— begin Extracted material —

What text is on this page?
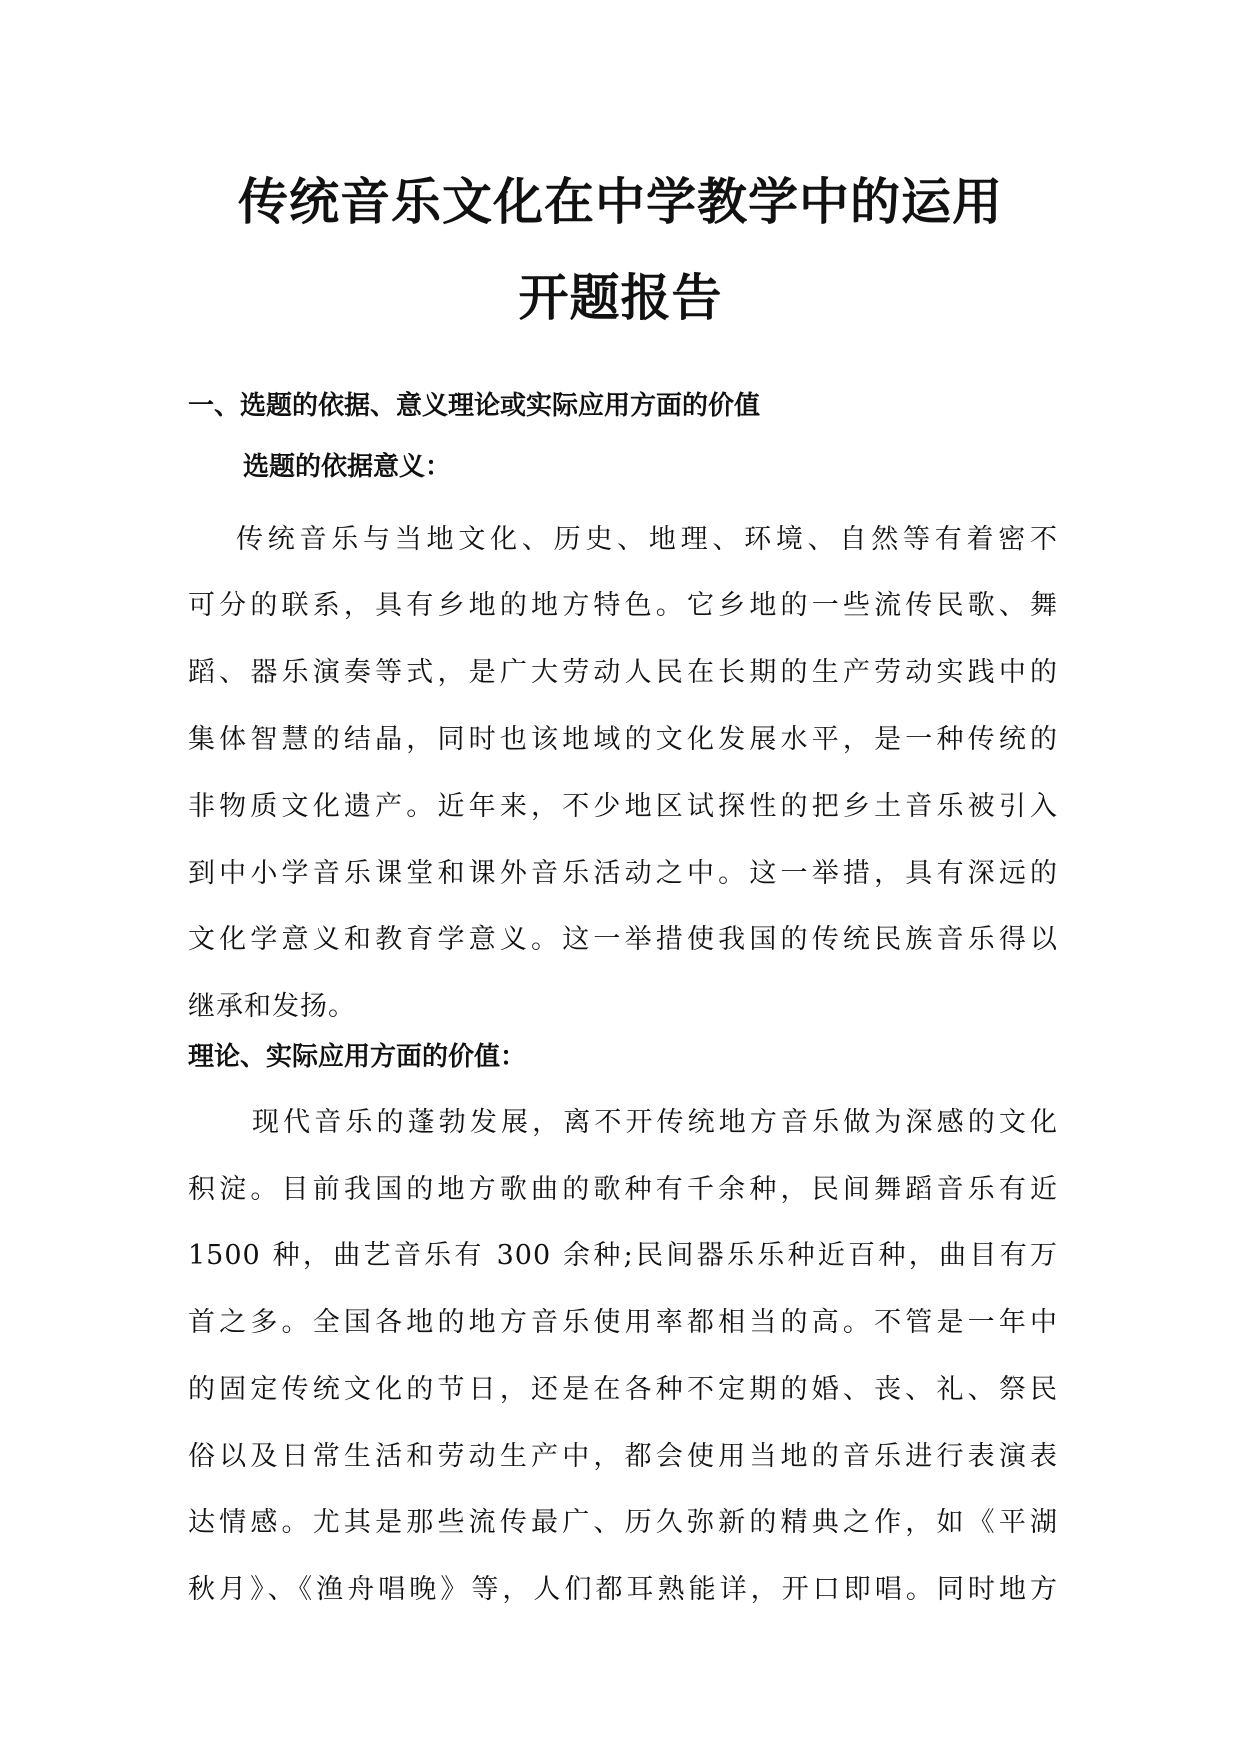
传统音乐文化在中学教学中的运用
开题报告
一、选题的依据、意义理论或实际应用方面的价值
选题的依据意义：
传统音乐与当地文化、历史、地理、环境、自然等有着密不
可分的联系，具有乡地的地方特色。它乡地的一些流传民歌、舞
蹈、器乐演奏等式，是广大劳动人民在长期的生产劳动实践中的
集体智慧的结晶，同时也该地域的文化发展水平，是一种传统的
非物质文化遗产。近年来，不少地区试探性的把乡土音乐被引入
到中小学音乐课堂和课外音乐活动之中。这一举措，具有深远的
文化学意义和教育学意义。这一举措使我国的传统民族音乐得以
继承和发扬。
理论、实际应用方面的价值：
现代音乐的蓬勃发展，离不开传统地方音乐做为深感的文化
积淀。目前我国的地方歌曲的歌种有千余种，民间舞蹈音乐有近
1500 种，曲艺音乐有 300 余种;民间器乐乐种近百种，曲目有万
首之多。全国各地的地方音乐使用率都相当的高。不管是一年中
的固定传统文化的节日，还是在各种不定期的婚、丧、礼、祭民
俗以及日常生活和劳动生产中，都会使用当地的音乐进行表演表
达情感。尤其是那些流传最广、历久弥新的精典之作，如《平湖
秋月》、《渔舟唱晚》等，人们都耳熟能详，开口即唱。同时地方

— end Extracted material —

# [Problem requirements]
Working from the material above, transcribe it exactly while omitting pictures.

# [Solution to this exercise]
What text is on this page?
传统音乐文化在中学教学中的运用
开题报告
一、选题的依据、意义理论或实际应用方面的价值
选题的依据意义：
传统音乐与当地文化、历史、地理、环境、自然等有着密不
可分的联系，具有乡地的地方特色。它乡地的一些流传民歌、舞
蹈、器乐演奏等式，是广大劳动人民在长期的生产劳动实践中的
集体智慧的结晶，同时也该地域的文化发展水平，是一种传统的
非物质文化遗产。近年来，不少地区试探性的把乡土音乐被引入
到中小学音乐课堂和课外音乐活动之中。这一举措，具有深远的
文化学意义和教育学意义。这一举措使我国的传统民族音乐得以
继承和发扬。
理论、实际应用方面的价值：
现代音乐的蓬勃发展，离不开传统地方音乐做为深感的文化
积淀。目前我国的地方歌曲的歌种有千余种，民间舞蹈音乐有近
1500 种，曲艺音乐有 300 余种;民间器乐乐种近百种，曲目有万
首之多。全国各地的地方音乐使用率都相当的高。不管是一年中
的固定传统文化的节日，还是在各种不定期的婚、丧、礼、祭民
俗以及日常生活和劳动生产中，都会使用当地的音乐进行表演表
达情感。尤其是那些流传最广、历久弥新的精典之作，如《平湖
秋月》、《渔舟唱晚》等，人们都耳熟能详，开口即唱。同时地方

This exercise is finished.